TASK GOAL:
Print every line of the following material word for word, omitting the pictures.

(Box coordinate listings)
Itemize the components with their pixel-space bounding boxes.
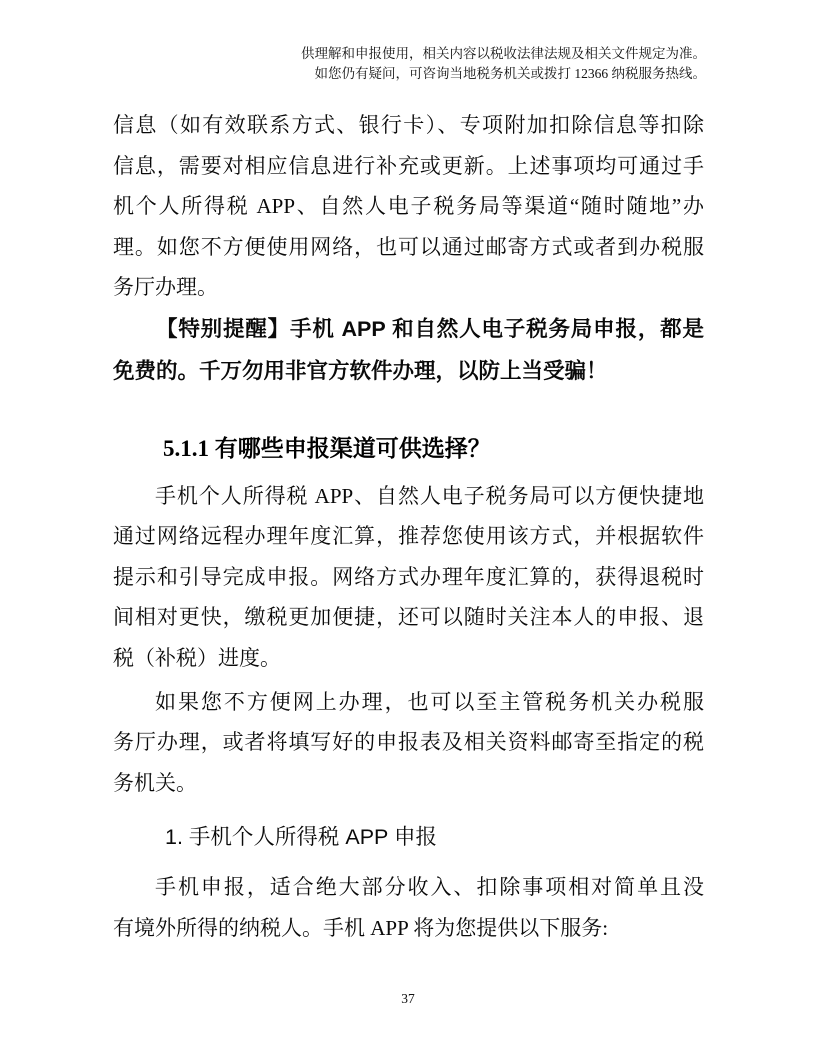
text-line: 提示和引导完成申报。网络方式办理年度汇算的，获得退税时 <box>113 557 704 598</box>
paragraph-continuation: 信息（如有效联系方式、银行卡）、专项附加扣除信息等扣除信息，需要对相应信息进行补… <box>113 105 704 308</box>
header-note-line-2: 如您仍有疑问，可咨询当地税务机关或拨打 12366 纳税服务热线。 <box>301 64 706 84</box>
text-line: 有境外所得的纳税人。手机 APP 将为您提供以下服务: <box>113 908 704 949</box>
text-line: 机个人所得税 APP、自然人电子税务局等渠道“随时随地”办 <box>113 186 704 227</box>
header-note: 供理解和申报使用，相关内容以税收法律法规及相关文件规定为准。 如您仍有疑问，可咨… <box>301 44 706 83</box>
special-reminder-paragraph: 【特别提醒】手机 APP 和自然人电子税务局申报，都是免费的。千万勿用非官方软件… <box>113 308 704 392</box>
header-note-line-1: 供理解和申报使用，相关内容以税收法律法规及相关文件规定为准。 <box>301 44 706 64</box>
text-line: 务厅办理，或者将填写好的申报表及相关资料邮寄至指定的税 <box>113 722 704 763</box>
paragraph-offline-channels: 如果您不方便网上办理，也可以至主管税务机关办税服务厅办理，或者将填写好的申报表及… <box>113 682 704 804</box>
text-line: 信息，需要对相应信息进行补充或更新。上述事项均可通过手 <box>113 146 704 187</box>
page-number: 37 <box>0 991 816 1007</box>
text-line: 手机个人所得税 APP、自然人电子税务局可以方便快捷地 <box>113 476 704 517</box>
text-line: 手机申报，适合绝大部分收入、扣除事项相对简单且没 <box>113 867 704 908</box>
text-column: 信息（如有效联系方式、银行卡）、专项附加扣除信息等扣除信息，需要对相应信息进行补… <box>113 105 704 948</box>
text-line: 如果您不方便网上办理，也可以至主管税务机关办税服 <box>113 682 704 723</box>
document-page: 供理解和申报使用，相关内容以税收法律法规及相关文件规定为准。 如您仍有疑问，可咨… <box>0 0 816 1056</box>
text-line: 【特别提醒】手机 APP 和自然人电子税务局申报，都是 <box>113 308 704 350</box>
paragraph-mobile-filing: 手机申报，适合绝大部分收入、扣除事项相对简单且没有境外所得的纳税人。手机 APP… <box>113 867 704 948</box>
text-line: 务厅办理。 <box>113 267 704 308</box>
text-line: 免费的。千万勿用非官方软件办理，以防上当受骗！ <box>113 350 704 392</box>
text-line: 务机关。 <box>113 763 704 804</box>
text-line: 间相对更快，缴税更加便捷，还可以随时关注本人的申报、退 <box>113 597 704 638</box>
text-line: 理。如您不方便使用网络，也可以通过邮寄方式或者到办税服 <box>113 227 704 268</box>
paragraph-online-channels: 手机个人所得税 APP、自然人电子税务局可以方便快捷地通过网络远程办理年度汇算，… <box>113 476 704 679</box>
section-heading-5-1-1: 5.1.1 有哪些申报渠道可供选择？ <box>113 429 704 470</box>
sub-heading-mobile-app: 1. 手机个人所得税 APP 申报 <box>113 817 704 858</box>
text-line: 信息（如有效联系方式、银行卡）、专项附加扣除信息等扣除 <box>113 105 704 146</box>
text-line: 税（补税）进度。 <box>113 638 704 679</box>
text-line: 通过网络远程办理年度汇算，推荐您使用该方式，并根据软件 <box>113 516 704 557</box>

WORKED SOLUTION:
Itemize the components with their pixel-space bounding boxes.
text-line: 提示和引导完成申报。网络方式办理年度汇算的，获得退税时 <box>113 557 704 598</box>
paragraph-continuation: 信息（如有效联系方式、银行卡）、专项附加扣除信息等扣除信息，需要对相应信息进行补… <box>113 105 704 308</box>
header-note-line-2: 如您仍有疑问，可咨询当地税务机关或拨打 12366 纳税服务热线。 <box>301 64 706 84</box>
text-line: 有境外所得的纳税人。手机 APP 将为您提供以下服务: <box>113 908 704 949</box>
text-line: 机个人所得税 APP、自然人电子税务局等渠道“随时随地”办 <box>113 186 704 227</box>
header-note: 供理解和申报使用，相关内容以税收法律法规及相关文件规定为准。 如您仍有疑问，可咨… <box>301 44 706 83</box>
special-reminder-paragraph: 【特别提醒】手机 APP 和自然人电子税务局申报，都是免费的。千万勿用非官方软件… <box>113 308 704 392</box>
header-note-line-1: 供理解和申报使用，相关内容以税收法律法规及相关文件规定为准。 <box>301 44 706 64</box>
text-line: 务厅办理，或者将填写好的申报表及相关资料邮寄至指定的税 <box>113 722 704 763</box>
paragraph-offline-channels: 如果您不方便网上办理，也可以至主管税务机关办税服务厅办理，或者将填写好的申报表及… <box>113 682 704 804</box>
text-line: 信息，需要对相应信息进行补充或更新。上述事项均可通过手 <box>113 146 704 187</box>
page-number: 37 <box>0 991 816 1007</box>
text-line: 手机个人所得税 APP、自然人电子税务局可以方便快捷地 <box>113 476 704 517</box>
text-line: 手机申报，适合绝大部分收入、扣除事项相对简单且没 <box>113 867 704 908</box>
text-column: 信息（如有效联系方式、银行卡）、专项附加扣除信息等扣除信息，需要对相应信息进行补… <box>113 105 704 948</box>
text-line: 如果您不方便网上办理，也可以至主管税务机关办税服 <box>113 682 704 723</box>
document-page: 供理解和申报使用，相关内容以税收法律法规及相关文件规定为准。 如您仍有疑问，可咨… <box>0 0 816 1056</box>
text-line: 【特别提醒】手机 APP 和自然人电子税务局申报，都是 <box>113 308 704 350</box>
paragraph-mobile-filing: 手机申报，适合绝大部分收入、扣除事项相对简单且没有境外所得的纳税人。手机 APP… <box>113 867 704 948</box>
text-line: 务厅办理。 <box>113 267 704 308</box>
text-line: 免费的。千万勿用非官方软件办理，以防上当受骗！ <box>113 350 704 392</box>
text-line: 务机关。 <box>113 763 704 804</box>
text-line: 间相对更快，缴税更加便捷，还可以随时关注本人的申报、退 <box>113 597 704 638</box>
text-line: 理。如您不方便使用网络，也可以通过邮寄方式或者到办税服 <box>113 227 704 268</box>
paragraph-online-channels: 手机个人所得税 APP、自然人电子税务局可以方便快捷地通过网络远程办理年度汇算，… <box>113 476 704 679</box>
section-heading-5-1-1: 5.1.1 有哪些申报渠道可供选择？ <box>113 429 704 470</box>
sub-heading-mobile-app: 1. 手机个人所得税 APP 申报 <box>113 817 704 858</box>
text-line: 信息（如有效联系方式、银行卡）、专项附加扣除信息等扣除 <box>113 105 704 146</box>
text-line: 税（补税）进度。 <box>113 638 704 679</box>
text-line: 通过网络远程办理年度汇算，推荐您使用该方式，并根据软件 <box>113 516 704 557</box>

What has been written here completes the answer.